Goal of the exercise: In the data below, find every line that has the string "icon", and copy it.

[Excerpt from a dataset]

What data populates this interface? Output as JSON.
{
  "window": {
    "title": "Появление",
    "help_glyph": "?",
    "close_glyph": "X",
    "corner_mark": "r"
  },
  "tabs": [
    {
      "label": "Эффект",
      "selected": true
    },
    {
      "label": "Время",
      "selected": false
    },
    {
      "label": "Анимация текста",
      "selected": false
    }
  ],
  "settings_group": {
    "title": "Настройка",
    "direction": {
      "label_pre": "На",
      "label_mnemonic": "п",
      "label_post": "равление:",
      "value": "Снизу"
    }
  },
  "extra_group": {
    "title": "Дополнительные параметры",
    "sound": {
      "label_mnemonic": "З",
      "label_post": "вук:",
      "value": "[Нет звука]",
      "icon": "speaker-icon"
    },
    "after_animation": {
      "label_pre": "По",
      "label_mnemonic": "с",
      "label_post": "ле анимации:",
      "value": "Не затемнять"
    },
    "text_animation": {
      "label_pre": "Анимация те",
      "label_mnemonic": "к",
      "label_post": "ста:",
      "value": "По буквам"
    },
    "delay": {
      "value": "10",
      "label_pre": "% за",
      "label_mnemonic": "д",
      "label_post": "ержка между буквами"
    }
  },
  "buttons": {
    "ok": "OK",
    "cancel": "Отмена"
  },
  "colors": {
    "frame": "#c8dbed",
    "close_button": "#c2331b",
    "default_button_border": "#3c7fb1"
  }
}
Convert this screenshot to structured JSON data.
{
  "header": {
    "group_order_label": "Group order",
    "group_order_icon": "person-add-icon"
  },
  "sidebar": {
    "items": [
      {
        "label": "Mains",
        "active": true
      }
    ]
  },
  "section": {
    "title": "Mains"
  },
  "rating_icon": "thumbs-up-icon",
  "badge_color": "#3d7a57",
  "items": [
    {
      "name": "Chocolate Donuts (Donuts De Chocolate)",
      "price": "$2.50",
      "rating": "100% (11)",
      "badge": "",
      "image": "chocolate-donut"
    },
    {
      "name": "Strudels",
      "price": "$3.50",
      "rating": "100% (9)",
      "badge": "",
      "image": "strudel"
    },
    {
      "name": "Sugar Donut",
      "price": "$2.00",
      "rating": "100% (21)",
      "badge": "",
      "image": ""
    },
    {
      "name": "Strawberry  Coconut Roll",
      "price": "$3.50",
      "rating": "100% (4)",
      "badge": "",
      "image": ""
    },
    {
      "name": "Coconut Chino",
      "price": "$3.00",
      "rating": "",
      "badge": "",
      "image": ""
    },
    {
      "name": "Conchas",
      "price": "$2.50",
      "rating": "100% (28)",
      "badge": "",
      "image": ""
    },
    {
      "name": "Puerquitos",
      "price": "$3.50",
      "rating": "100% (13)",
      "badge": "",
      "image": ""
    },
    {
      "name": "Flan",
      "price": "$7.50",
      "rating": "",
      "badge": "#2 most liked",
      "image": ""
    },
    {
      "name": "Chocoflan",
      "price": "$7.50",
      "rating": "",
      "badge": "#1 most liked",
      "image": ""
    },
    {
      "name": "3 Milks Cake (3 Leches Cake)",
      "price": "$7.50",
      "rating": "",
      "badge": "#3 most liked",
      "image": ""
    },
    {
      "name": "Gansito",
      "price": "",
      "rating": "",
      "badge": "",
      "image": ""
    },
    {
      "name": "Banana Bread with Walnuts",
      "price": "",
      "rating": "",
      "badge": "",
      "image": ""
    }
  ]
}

Written solution:
      "icon": "speaker-icon"
    "group_order_icon": "person-add-icon"
  "rating_icon": "thumbs-up-icon",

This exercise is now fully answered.